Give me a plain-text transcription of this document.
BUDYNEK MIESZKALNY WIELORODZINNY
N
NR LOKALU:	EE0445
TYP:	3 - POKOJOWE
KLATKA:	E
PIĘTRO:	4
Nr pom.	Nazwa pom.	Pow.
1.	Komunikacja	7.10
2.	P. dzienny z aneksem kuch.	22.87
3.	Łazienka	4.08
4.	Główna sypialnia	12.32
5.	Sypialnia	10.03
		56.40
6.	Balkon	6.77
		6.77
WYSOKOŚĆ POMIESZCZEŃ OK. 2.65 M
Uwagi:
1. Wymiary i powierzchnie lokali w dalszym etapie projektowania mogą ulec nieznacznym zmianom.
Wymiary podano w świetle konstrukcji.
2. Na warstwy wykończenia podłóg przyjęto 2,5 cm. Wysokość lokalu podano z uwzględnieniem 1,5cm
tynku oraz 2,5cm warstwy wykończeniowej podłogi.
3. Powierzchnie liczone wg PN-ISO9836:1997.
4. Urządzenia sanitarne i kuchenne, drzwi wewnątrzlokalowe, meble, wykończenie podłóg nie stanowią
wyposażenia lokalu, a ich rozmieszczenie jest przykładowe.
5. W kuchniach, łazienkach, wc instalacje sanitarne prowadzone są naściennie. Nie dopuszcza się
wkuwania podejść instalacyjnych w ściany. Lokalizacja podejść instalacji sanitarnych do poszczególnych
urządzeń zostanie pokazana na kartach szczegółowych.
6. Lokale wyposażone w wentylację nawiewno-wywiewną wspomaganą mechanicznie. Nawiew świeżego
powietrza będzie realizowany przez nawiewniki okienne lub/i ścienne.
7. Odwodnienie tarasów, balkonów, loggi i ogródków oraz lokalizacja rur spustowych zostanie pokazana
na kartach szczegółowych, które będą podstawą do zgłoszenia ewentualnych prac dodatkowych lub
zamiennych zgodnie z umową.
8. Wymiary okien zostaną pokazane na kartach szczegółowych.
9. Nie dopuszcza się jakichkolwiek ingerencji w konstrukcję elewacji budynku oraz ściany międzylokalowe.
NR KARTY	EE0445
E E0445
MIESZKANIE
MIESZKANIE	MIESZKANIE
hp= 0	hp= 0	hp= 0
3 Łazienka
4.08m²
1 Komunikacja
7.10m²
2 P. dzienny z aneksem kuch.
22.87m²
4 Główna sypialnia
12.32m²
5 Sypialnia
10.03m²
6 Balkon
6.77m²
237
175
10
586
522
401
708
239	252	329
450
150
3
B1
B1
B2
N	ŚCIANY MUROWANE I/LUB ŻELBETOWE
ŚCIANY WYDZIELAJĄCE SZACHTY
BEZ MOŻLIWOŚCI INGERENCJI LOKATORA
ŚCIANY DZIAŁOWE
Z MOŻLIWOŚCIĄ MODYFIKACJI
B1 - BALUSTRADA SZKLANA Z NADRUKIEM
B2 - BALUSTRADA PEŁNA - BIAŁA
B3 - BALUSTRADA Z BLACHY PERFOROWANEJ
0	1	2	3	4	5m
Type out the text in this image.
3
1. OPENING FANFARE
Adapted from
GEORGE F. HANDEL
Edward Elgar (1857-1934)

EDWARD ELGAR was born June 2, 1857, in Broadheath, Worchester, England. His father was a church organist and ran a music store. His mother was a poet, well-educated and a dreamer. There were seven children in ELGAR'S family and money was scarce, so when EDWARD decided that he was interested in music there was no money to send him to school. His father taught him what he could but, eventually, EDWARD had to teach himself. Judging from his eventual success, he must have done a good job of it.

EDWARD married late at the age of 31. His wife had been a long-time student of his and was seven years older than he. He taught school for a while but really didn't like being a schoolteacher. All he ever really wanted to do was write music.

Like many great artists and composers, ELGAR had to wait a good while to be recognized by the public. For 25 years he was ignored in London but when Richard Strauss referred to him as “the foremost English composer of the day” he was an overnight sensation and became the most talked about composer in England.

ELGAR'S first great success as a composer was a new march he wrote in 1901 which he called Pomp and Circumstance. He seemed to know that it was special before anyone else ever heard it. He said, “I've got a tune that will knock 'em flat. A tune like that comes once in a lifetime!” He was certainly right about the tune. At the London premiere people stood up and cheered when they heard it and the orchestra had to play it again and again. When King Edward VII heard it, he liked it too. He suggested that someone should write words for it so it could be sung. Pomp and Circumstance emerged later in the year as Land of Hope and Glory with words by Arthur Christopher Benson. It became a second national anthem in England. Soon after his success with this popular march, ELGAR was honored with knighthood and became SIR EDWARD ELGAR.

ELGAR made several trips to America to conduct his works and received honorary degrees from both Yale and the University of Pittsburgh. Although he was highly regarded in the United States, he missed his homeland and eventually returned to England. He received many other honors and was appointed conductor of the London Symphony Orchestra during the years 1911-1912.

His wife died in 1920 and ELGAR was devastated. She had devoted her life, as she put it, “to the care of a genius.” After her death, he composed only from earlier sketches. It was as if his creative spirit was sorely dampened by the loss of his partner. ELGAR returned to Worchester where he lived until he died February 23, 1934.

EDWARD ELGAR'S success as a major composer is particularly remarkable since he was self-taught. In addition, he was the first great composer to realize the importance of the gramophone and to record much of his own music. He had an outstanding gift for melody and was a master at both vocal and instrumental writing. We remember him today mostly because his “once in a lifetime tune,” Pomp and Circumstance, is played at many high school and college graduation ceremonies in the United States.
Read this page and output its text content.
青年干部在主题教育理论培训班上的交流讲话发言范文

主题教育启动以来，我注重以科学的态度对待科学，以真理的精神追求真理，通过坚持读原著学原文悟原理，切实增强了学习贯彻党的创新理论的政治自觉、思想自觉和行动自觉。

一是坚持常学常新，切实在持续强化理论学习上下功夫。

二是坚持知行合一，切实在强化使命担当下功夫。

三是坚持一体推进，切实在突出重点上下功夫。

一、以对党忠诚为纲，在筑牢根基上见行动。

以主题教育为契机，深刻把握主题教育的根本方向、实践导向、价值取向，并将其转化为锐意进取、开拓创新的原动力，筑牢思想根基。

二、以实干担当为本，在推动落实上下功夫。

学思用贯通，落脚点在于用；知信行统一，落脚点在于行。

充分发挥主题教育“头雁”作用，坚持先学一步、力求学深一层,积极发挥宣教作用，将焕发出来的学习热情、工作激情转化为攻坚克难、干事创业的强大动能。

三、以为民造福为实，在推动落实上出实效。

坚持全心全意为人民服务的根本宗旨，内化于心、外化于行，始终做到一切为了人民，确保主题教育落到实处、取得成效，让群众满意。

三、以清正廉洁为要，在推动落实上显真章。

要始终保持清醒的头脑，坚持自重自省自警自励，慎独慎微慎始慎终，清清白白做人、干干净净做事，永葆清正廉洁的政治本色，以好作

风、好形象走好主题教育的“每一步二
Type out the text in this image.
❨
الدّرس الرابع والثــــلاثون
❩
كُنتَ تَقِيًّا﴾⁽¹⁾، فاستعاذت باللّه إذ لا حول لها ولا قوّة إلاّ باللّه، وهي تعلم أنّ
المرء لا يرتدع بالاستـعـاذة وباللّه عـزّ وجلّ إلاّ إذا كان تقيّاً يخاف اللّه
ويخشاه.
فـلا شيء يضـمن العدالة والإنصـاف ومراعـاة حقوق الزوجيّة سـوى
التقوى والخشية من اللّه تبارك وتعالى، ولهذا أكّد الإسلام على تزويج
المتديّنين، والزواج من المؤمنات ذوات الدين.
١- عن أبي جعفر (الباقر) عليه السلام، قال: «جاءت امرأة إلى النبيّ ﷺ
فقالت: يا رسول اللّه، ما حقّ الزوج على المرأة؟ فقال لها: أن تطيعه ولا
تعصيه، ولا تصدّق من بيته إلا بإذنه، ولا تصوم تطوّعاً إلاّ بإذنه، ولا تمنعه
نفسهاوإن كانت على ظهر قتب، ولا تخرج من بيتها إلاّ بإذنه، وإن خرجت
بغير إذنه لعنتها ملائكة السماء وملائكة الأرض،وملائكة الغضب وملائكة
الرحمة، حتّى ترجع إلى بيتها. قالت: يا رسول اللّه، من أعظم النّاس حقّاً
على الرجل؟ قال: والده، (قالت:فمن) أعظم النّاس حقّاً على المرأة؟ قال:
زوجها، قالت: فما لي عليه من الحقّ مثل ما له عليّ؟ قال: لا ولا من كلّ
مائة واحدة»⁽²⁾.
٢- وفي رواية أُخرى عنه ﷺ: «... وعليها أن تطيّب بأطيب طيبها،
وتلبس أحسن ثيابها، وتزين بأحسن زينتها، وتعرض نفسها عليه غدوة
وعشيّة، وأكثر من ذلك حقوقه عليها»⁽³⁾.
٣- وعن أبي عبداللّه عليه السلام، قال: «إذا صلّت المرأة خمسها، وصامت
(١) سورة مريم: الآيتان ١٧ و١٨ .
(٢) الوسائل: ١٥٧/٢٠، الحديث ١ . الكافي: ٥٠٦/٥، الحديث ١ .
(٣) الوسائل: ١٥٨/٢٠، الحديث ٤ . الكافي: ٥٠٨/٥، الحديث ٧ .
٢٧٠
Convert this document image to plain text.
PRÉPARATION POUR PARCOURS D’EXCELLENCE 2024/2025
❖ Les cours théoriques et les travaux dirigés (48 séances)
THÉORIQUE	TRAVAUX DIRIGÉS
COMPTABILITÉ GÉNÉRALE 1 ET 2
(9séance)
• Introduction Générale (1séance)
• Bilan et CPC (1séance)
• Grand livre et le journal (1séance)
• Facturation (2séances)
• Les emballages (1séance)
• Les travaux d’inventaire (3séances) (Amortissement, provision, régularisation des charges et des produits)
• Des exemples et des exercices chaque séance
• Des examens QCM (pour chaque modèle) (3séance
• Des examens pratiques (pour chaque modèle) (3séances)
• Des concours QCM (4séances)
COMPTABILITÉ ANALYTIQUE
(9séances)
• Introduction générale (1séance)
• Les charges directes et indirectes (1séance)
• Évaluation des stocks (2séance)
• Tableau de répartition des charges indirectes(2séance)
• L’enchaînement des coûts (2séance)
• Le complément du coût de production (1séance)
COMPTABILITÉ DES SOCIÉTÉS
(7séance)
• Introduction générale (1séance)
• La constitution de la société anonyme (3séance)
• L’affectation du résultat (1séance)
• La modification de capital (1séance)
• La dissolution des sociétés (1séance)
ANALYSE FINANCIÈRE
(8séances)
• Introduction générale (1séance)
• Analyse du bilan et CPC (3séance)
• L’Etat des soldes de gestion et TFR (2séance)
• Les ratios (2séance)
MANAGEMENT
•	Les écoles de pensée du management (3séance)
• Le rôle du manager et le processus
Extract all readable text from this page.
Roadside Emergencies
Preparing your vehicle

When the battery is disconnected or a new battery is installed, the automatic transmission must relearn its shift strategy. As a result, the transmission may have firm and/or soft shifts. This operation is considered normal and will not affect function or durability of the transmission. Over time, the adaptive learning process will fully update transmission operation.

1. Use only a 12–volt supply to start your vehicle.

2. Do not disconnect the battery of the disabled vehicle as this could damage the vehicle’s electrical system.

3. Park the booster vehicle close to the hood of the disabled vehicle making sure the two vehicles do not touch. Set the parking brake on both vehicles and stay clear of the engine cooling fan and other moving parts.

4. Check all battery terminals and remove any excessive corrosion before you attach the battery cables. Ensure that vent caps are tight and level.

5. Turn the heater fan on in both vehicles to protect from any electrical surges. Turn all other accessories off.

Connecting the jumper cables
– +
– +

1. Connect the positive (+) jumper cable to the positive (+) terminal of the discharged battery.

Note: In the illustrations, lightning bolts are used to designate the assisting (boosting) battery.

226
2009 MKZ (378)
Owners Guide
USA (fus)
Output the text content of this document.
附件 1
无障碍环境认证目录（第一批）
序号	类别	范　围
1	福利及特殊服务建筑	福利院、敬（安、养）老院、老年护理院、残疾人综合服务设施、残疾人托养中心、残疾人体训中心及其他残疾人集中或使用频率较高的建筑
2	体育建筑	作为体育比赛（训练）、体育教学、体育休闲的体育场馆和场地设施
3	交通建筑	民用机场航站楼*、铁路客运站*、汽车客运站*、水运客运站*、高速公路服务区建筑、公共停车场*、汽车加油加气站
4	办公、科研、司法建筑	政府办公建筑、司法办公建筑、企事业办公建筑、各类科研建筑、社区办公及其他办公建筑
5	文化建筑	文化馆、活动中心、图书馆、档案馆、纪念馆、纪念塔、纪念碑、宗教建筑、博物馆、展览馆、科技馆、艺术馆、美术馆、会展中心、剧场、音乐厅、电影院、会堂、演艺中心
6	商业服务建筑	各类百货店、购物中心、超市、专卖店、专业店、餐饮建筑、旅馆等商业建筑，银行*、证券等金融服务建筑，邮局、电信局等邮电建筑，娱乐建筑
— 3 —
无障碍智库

# Given task
Among the entries above, how many lines hold the string "indirectes"? Give the number by itself.

# Correct answer
2